Objective: Transcribe each record below word for word.

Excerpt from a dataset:

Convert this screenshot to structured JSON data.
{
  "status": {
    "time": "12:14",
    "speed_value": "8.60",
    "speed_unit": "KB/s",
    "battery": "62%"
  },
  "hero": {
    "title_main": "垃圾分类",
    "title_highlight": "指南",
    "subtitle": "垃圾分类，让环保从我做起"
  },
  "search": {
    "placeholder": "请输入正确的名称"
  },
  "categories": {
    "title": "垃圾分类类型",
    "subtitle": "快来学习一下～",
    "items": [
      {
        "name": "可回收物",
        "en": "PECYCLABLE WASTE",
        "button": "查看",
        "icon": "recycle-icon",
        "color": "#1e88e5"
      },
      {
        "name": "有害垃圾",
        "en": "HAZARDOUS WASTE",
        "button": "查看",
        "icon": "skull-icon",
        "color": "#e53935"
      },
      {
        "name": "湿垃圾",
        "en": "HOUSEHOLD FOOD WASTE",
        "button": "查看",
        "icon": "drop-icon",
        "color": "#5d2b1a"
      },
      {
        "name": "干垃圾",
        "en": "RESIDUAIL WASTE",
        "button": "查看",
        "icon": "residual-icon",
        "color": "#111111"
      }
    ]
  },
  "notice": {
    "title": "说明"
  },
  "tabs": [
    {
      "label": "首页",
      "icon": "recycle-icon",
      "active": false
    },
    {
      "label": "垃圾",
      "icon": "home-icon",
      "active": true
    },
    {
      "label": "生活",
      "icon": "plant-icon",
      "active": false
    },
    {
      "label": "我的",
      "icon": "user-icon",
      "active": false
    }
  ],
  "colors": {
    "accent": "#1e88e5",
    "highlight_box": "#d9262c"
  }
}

Result of this task:
Convert this screenshot to structured JSON data.
{
  "status": {
    "time": "12:14",
    "speed_value": "8.60",
    "speed_unit": "KB/s",
    "battery": "62%"
  },
  "hero": {
    "title_main": "垃圾分类",
    "title_highlight": "指南",
    "subtitle": "垃圾分类，让环保从我做起"
  },
  "search": {
    "placeholder": "请输入正确的名称"
  },
  "categories": {
    "title": "垃圾分类类型",
    "subtitle": "快来学习一下～",
    "items": [
      {
        "name": "可回收物",
        "en": "PECYCLABLE WASTE",
        "button": "查看",
        "icon": "recycle-icon",
        "color": "#1e88e5"
      },
      {
        "name": "有害垃圾",
        "en": "HAZARDOUS WASTE",
        "button": "查看",
        "icon": "skull-icon",
        "color": "#e53935"
      },
      {
        "name": "湿垃圾",
        "en": "HOUSEHOLD FOOD WASTE",
        "button": "查看",
        "icon": "drop-icon",
        "color": "#5d2b1a"
      },
      {
        "name": "干垃圾",
        "en": "RESIDUAIL WASTE",
        "button": "查看",
        "icon": "residual-icon",
        "color": "#111111"
      }
    ]
  },
  "notice": {
    "title": "说明"
  },
  "tabs": [
    {
      "label": "首页",
      "icon": "recycle-icon",
      "active": false
    },
    {
      "label": "垃圾",
      "icon": "home-icon",
      "active": true
    },
    {
      "label": "生活",
      "icon": "plant-icon",
      "active": false
    },
    {
      "label": "我的",
      "icon": "user-icon",
      "active": false
    }
  ],
  "colors": {
    "accent": "#1e88e5",
    "highlight_box": "#d9262c"
  }
}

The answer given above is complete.